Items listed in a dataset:

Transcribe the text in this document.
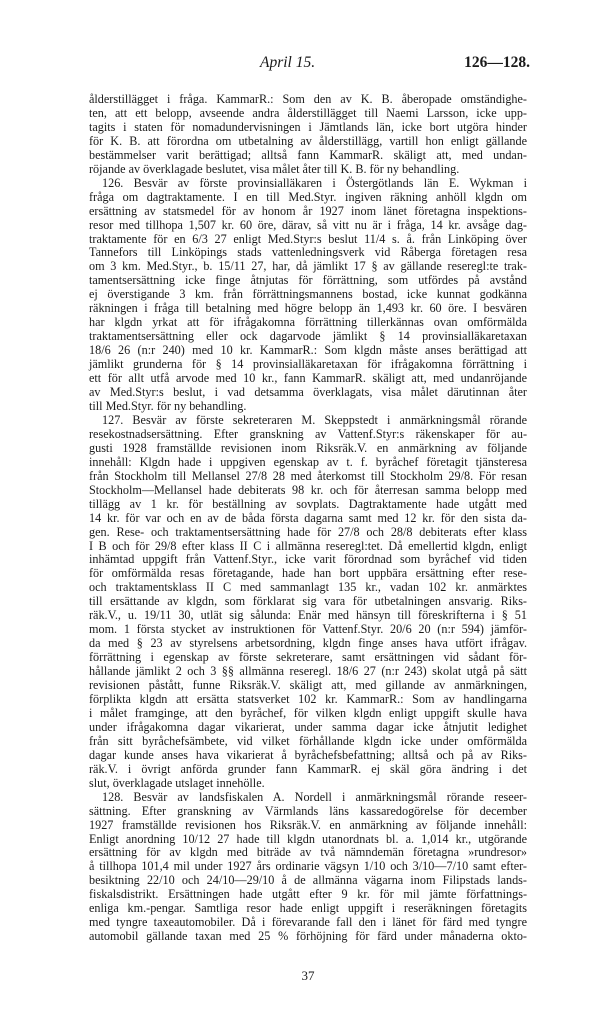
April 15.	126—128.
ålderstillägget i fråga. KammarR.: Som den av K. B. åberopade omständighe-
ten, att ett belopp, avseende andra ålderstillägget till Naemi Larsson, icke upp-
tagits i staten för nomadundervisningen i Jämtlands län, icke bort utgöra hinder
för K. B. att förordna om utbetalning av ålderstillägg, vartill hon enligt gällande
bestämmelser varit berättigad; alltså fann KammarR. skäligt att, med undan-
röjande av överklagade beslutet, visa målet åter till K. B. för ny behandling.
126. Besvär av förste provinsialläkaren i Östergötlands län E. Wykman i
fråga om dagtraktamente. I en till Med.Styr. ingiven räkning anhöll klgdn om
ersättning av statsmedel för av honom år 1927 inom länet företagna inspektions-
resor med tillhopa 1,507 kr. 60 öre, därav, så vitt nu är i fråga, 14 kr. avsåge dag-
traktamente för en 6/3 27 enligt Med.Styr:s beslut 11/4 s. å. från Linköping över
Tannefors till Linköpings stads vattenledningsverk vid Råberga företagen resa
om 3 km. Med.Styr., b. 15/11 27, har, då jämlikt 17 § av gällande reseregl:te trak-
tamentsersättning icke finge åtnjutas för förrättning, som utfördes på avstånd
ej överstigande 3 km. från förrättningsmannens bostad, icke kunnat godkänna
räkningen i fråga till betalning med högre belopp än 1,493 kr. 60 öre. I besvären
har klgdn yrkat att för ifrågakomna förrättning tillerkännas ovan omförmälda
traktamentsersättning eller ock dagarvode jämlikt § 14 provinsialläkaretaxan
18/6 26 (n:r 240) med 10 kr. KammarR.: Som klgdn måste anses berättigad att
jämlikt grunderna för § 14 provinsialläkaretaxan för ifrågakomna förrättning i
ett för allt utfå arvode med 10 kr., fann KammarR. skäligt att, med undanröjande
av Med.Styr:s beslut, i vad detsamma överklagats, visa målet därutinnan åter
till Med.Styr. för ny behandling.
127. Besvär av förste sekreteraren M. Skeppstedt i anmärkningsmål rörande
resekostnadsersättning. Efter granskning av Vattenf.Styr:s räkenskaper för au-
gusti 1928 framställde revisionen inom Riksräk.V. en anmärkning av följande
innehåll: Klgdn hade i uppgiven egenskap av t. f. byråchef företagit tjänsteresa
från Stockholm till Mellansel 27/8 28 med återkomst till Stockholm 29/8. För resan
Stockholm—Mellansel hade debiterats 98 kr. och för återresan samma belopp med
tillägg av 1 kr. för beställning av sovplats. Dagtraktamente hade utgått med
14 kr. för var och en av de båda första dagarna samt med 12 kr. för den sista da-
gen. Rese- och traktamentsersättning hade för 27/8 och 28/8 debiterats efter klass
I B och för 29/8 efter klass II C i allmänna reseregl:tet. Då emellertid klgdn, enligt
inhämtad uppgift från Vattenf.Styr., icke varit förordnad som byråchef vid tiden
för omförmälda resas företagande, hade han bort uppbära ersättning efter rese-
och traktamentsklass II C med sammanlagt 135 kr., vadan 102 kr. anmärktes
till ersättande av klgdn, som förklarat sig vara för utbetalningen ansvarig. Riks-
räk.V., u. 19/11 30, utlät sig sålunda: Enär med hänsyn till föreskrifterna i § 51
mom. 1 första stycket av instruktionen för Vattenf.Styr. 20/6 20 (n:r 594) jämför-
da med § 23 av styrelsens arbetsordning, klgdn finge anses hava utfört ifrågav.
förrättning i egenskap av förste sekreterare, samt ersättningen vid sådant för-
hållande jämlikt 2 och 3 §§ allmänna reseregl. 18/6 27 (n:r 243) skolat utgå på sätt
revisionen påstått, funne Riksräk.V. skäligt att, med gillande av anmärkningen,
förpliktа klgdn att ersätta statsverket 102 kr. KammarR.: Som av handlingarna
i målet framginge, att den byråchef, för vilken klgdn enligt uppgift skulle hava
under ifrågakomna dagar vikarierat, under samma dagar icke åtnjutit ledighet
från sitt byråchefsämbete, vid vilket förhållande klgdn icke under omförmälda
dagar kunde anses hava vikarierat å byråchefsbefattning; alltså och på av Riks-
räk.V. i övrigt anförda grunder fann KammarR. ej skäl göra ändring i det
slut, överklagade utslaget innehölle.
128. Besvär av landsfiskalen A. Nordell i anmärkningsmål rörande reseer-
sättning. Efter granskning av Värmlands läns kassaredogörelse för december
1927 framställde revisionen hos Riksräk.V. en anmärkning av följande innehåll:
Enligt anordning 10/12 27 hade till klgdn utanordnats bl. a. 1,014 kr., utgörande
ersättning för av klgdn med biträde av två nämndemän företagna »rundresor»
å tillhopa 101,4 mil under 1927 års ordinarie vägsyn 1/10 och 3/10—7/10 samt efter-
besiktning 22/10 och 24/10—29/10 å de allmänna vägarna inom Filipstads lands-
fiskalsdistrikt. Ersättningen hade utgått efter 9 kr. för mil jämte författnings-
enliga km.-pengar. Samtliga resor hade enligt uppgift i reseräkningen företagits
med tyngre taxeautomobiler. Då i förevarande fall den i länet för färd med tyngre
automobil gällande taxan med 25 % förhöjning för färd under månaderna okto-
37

Stated exercise -
Of the lines in this listing, report how many contain the string "reseregl", and give the number only.

Task output -
3